- **WORK REQUIRED**
Track down the lines that contain "Υπάρχει" and copy them.

- **MATERIAL PROVIDED**
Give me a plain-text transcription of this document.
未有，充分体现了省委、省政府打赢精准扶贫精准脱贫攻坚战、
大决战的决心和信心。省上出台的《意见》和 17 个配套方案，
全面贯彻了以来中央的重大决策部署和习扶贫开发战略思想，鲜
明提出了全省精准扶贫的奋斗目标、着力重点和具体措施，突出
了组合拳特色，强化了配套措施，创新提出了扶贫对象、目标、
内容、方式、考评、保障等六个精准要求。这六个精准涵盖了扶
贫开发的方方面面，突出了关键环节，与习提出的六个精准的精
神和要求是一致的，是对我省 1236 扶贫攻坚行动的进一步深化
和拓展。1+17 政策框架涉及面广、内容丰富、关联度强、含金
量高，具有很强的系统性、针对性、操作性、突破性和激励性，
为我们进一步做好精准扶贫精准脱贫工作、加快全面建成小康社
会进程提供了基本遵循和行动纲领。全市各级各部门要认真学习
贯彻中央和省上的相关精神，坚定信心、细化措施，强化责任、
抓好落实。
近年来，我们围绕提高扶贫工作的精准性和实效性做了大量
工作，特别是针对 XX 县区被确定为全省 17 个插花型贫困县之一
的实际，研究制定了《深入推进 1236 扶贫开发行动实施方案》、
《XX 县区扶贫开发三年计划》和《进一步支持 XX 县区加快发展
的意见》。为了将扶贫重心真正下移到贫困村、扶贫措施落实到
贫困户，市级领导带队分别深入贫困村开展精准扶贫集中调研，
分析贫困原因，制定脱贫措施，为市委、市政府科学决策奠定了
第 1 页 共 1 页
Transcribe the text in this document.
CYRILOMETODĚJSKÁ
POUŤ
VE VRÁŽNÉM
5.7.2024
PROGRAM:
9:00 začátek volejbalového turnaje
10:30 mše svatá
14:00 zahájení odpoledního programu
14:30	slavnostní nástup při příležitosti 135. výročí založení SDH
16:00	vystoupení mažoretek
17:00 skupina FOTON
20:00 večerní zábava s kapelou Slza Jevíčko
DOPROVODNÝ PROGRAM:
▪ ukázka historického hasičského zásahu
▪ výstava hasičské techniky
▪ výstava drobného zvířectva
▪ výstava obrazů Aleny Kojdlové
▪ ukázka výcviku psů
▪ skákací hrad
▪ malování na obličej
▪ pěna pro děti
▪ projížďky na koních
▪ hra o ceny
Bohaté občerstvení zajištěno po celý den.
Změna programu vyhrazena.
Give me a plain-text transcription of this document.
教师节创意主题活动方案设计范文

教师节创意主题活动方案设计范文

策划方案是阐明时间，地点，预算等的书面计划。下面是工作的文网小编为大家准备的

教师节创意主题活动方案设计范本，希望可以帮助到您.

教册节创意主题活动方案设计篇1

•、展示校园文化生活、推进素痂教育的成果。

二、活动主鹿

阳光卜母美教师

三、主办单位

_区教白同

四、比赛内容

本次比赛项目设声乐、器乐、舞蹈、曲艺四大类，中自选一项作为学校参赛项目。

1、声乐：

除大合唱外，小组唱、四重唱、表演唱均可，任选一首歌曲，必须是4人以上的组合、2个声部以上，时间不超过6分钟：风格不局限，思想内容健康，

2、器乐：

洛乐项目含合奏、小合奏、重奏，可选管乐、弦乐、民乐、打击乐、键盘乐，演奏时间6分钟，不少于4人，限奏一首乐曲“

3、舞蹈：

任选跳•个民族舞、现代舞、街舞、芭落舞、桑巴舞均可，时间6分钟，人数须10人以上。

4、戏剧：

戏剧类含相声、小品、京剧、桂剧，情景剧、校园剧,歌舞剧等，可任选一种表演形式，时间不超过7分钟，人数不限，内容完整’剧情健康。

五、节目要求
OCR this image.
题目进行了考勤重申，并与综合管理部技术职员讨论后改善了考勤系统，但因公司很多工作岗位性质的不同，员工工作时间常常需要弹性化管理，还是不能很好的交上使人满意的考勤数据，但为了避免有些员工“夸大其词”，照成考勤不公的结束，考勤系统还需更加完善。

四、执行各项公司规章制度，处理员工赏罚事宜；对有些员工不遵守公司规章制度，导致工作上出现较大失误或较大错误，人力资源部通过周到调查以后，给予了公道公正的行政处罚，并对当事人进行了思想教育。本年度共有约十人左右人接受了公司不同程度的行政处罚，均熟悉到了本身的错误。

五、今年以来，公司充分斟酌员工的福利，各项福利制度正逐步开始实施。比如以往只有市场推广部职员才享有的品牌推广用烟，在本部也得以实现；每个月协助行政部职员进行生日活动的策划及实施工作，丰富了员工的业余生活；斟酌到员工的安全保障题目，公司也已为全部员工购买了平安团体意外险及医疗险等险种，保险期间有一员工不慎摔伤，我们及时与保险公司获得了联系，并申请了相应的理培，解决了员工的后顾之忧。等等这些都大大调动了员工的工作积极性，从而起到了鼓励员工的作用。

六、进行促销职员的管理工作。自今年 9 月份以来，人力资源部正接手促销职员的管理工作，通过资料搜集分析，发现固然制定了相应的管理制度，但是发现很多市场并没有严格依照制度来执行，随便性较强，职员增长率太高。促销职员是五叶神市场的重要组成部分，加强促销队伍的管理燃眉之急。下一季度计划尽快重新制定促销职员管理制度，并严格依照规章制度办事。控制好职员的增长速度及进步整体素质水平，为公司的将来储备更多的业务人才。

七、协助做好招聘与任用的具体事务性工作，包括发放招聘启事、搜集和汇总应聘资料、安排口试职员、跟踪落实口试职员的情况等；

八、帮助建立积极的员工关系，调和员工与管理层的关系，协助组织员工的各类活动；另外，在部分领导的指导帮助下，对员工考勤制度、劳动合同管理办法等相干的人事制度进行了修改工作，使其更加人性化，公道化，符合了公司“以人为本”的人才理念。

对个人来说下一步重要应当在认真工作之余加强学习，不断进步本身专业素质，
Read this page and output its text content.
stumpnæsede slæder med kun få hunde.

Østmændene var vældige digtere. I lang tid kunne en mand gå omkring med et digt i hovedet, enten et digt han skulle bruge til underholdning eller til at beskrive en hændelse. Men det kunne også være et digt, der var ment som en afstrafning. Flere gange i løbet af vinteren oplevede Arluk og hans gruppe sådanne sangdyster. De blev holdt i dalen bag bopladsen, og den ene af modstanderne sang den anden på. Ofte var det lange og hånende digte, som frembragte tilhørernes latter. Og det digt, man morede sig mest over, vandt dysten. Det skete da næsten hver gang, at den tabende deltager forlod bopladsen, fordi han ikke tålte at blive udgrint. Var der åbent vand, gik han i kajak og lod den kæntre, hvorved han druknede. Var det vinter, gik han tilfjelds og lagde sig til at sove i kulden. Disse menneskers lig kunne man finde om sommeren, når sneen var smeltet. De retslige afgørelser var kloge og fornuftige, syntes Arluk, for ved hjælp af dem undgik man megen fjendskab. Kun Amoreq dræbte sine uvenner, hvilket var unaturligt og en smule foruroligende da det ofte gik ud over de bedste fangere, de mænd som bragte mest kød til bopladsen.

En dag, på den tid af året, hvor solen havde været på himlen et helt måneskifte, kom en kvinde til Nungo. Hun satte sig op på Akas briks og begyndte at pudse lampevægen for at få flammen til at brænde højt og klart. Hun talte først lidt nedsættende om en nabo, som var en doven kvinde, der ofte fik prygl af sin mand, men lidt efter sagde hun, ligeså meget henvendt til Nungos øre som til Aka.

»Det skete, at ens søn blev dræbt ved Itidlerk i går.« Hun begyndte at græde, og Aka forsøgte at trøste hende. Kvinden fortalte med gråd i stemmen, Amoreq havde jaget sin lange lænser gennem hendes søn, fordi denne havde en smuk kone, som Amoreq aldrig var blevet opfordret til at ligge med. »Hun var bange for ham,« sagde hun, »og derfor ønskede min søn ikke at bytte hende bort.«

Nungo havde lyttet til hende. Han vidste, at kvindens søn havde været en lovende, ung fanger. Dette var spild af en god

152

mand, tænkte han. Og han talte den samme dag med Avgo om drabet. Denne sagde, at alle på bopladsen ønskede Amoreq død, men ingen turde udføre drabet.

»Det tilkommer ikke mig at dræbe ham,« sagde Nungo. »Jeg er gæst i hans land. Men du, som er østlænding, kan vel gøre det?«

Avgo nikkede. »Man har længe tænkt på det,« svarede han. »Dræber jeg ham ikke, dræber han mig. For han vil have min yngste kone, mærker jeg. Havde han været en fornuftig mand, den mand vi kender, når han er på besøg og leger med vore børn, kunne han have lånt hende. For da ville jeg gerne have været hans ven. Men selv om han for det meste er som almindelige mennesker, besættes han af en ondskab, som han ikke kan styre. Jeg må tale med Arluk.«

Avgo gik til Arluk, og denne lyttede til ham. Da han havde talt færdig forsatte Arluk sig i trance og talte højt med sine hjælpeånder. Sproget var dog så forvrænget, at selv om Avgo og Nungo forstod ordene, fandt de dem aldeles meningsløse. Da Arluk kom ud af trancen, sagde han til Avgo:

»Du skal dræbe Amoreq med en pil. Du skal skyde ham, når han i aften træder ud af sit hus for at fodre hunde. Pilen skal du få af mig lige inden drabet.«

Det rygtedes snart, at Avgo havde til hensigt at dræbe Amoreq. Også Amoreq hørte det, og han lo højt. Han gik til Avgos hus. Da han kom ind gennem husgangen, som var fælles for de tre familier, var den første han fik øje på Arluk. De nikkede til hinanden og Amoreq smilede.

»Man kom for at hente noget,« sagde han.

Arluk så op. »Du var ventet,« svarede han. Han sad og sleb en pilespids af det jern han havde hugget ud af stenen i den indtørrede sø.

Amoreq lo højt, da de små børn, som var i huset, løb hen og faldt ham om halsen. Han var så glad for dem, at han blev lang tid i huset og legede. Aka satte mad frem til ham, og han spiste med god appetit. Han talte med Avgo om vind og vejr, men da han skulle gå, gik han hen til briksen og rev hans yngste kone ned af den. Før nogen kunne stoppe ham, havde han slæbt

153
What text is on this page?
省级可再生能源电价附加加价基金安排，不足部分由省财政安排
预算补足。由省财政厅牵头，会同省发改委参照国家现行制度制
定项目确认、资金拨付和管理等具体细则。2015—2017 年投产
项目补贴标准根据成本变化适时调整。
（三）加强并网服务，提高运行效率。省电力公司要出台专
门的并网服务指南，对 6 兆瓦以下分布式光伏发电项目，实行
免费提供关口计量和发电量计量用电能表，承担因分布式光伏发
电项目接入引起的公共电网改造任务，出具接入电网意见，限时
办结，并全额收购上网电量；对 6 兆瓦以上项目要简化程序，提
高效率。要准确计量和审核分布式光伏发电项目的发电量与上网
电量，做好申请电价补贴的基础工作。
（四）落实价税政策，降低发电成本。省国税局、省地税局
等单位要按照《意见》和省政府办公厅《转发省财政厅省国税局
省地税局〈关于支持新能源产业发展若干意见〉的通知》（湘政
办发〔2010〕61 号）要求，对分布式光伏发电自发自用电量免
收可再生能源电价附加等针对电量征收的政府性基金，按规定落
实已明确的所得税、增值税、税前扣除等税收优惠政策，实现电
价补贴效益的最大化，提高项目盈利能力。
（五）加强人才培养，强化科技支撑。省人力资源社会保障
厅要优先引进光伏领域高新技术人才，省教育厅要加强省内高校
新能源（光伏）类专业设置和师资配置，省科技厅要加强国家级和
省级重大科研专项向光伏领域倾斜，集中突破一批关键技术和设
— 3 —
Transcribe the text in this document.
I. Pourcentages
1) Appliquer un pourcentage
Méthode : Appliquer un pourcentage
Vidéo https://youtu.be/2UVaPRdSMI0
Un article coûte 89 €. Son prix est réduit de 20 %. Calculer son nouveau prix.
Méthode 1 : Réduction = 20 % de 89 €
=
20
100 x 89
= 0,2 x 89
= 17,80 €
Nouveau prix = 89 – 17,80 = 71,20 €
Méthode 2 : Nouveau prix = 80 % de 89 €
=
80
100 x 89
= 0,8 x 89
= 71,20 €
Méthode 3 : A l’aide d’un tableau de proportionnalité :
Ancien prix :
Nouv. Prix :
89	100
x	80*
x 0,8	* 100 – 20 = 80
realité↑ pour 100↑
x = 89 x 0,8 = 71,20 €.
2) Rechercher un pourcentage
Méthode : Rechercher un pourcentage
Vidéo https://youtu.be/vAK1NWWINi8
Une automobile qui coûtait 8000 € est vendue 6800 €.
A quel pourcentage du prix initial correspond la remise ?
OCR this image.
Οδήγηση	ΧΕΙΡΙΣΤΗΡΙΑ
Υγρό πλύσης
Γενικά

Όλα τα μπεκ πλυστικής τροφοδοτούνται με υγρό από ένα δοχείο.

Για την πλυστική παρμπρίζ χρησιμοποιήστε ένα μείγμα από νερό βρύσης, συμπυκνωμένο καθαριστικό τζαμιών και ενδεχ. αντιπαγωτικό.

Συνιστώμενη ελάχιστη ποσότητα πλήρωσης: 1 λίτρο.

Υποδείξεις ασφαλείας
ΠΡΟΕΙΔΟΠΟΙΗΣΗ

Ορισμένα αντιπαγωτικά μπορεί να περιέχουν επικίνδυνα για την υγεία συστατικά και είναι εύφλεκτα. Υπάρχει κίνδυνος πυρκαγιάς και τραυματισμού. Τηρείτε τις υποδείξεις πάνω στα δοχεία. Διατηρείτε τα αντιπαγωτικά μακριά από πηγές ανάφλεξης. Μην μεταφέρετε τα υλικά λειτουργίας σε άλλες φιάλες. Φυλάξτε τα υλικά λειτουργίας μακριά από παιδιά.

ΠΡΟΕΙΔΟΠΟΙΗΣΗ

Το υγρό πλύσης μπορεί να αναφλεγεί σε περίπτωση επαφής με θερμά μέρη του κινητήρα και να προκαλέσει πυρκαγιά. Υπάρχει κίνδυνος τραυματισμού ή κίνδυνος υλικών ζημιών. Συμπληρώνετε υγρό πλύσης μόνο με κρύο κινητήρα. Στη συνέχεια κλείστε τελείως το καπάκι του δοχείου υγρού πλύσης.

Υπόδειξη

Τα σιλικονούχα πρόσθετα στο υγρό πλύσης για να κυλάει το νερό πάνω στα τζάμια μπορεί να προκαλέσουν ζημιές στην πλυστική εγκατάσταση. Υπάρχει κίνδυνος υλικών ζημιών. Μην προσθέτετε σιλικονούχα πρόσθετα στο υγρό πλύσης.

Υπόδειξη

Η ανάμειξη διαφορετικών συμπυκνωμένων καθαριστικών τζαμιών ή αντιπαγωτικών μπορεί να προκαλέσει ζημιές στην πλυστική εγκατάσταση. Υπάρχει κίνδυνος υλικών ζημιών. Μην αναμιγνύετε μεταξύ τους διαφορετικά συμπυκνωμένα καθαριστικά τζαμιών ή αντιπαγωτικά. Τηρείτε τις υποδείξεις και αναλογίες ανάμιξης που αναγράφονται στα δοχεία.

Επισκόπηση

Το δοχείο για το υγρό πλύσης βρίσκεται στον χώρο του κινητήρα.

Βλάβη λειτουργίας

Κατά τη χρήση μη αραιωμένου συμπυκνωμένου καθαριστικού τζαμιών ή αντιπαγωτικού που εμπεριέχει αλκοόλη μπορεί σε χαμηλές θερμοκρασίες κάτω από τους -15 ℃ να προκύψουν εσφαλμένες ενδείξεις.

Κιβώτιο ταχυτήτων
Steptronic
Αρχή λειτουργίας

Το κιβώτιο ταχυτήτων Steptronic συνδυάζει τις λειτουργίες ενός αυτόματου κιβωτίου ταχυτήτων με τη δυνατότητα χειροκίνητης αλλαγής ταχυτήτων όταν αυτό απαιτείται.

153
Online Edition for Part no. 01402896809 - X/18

- **TASK RESPONSE**
Ορισμένα αντιπαγωτικά μπορεί να περιέχουν επικίνδυνα για την υγεία συστατικά και είναι εύφλεκτα. Υπάρχει κίνδυνος πυρκαγιάς και τραυματισμού. Τηρείτε τις υποδείξεις πάνω στα δοχεία. Διατηρείτε τα αντιπαγωτικά μακριά από πηγές ανάφλεξης. Μην μεταφέρετε τα υλικά λειτουργίας σε άλλες φιάλες. Φυλάξτε τα υλικά λειτουργίας μακριά από παιδιά.
Το υγρό πλύσης μπορεί να αναφλεγεί σε περίπτωση επαφής με θερμά μέρη του κινητήρα και να προκαλέσει πυρκαγιά. Υπάρχει κίνδυνος τραυματισμού ή κίνδυνος υλικών ζημιών. Συμπληρώνετε υγρό πλύσης μόνο με κρύο κινητήρα. Στη συνέχεια κλείστε τελείως το καπάκι του δοχείου υγρού πλύσης.
Τα σιλικονούχα πρόσθετα στο υγρό πλύσης για να κυλάει το νερό πάνω στα τζάμια μπορεί να προκαλέσουν ζημιές στην πλυστική εγκατάσταση. Υπάρχει κίνδυνος υλικών ζημιών. Μην προσθέτετε σιλικονούχα πρόσθετα στο υγρό πλύσης.
Η ανάμειξη διαφορετικών συμπυκνωμένων καθαριστικών τζαμιών ή αντιπαγωτικών μπορεί να προκαλέσει ζημιές στην πλυστική εγκατάσταση. Υπάρχει κίνδυνος υλικών ζημιών. Μην αναμιγνύετε μεταξύ τους διαφορετικά συμπυκνωμένα καθαριστικά τζαμιών ή αντιπαγωτικά. Τηρείτε τις υποδείξεις και αναλογίες ανάμιξης που αναγράφονται στα δοχεία.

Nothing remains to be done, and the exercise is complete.